WORK TO COMPLETE:
Spot each line in the records below where the word "this" occurs, then copy it.

EXCERPTED DATA:
— BEGIN —
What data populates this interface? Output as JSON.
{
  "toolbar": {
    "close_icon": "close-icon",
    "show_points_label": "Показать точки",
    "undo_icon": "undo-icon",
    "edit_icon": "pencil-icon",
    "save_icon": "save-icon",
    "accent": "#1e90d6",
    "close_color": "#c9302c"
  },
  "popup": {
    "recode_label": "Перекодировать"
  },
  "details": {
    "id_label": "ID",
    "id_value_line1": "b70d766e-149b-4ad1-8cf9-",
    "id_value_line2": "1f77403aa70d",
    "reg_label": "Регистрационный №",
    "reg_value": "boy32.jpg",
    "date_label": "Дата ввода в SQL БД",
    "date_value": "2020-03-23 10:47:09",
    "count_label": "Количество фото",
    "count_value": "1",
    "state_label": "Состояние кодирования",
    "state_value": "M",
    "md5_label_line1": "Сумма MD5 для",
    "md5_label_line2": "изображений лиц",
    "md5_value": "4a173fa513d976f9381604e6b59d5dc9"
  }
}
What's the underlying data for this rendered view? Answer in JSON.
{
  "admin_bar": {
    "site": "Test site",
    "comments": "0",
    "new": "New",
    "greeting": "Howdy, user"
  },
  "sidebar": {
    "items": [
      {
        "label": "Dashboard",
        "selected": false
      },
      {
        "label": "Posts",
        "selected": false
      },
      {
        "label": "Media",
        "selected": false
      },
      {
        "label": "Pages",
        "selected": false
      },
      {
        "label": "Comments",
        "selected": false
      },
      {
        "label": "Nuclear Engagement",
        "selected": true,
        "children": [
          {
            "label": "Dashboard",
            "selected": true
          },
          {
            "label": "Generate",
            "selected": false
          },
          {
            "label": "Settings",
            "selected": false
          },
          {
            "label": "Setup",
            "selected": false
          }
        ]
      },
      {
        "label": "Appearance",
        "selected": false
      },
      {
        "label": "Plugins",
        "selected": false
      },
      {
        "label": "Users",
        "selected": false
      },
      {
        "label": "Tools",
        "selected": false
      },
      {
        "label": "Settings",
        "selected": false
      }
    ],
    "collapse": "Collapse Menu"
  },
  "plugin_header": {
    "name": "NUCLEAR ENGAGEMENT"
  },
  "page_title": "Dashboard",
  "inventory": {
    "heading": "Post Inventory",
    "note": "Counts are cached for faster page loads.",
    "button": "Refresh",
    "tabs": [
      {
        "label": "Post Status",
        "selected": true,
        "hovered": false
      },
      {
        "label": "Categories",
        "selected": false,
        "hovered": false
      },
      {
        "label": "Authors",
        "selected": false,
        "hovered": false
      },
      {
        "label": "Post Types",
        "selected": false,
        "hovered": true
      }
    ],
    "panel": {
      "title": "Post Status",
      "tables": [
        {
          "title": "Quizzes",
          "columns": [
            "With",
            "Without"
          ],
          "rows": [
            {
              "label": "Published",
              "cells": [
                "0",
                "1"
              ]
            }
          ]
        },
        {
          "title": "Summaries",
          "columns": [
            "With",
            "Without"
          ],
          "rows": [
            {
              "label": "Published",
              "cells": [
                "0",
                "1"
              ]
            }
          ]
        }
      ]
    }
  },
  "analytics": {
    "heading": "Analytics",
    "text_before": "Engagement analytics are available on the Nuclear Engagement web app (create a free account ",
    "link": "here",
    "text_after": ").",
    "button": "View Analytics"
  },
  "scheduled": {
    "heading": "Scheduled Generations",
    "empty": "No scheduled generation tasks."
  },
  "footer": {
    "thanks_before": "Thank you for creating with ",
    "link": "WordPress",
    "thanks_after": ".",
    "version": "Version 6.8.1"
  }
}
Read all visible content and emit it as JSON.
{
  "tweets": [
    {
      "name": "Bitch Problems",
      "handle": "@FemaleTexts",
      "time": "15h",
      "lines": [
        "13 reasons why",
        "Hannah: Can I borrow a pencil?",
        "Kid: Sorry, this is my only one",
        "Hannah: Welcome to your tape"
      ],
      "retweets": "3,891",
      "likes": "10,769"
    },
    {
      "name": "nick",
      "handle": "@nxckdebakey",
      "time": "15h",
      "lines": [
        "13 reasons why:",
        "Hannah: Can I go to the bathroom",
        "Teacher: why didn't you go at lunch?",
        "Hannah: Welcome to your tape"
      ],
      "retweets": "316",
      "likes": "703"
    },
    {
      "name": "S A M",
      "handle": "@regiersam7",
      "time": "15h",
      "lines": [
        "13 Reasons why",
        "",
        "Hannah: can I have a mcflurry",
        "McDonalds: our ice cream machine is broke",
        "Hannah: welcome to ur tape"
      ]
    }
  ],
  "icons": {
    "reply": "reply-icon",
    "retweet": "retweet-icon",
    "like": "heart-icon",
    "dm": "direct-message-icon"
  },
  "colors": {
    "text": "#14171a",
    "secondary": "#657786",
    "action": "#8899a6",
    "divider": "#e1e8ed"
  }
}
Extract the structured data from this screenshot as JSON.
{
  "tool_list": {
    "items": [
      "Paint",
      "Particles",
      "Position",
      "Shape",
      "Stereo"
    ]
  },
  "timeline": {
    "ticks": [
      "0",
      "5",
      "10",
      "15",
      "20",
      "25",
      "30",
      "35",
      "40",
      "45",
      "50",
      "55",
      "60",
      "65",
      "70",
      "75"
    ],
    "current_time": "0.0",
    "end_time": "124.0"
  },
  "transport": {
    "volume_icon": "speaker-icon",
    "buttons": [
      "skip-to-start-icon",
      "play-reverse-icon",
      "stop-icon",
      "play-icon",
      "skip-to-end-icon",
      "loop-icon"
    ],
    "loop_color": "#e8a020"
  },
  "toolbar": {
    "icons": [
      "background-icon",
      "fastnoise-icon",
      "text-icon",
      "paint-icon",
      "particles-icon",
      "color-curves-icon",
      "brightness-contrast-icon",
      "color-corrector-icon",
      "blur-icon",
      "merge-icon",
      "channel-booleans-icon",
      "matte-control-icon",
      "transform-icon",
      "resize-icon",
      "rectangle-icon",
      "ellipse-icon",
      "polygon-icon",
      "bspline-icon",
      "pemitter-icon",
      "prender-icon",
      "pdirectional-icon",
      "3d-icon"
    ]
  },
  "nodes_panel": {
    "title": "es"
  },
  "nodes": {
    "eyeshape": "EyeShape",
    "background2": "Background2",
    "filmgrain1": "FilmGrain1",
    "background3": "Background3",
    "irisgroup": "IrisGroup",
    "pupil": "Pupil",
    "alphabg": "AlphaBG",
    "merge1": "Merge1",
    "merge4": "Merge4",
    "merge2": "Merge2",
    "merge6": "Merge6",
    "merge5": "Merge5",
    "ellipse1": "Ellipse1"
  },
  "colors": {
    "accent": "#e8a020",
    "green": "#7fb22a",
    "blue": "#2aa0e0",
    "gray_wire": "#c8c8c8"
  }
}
— END —
EXERCISE RESULT:
What data populates this interface? Output as JSON.
What's the underlying data for this rendered view? Answer in JSON.
        "Kid: Sorry, this is my only one",
Extract the structured data from this screenshot as JSON.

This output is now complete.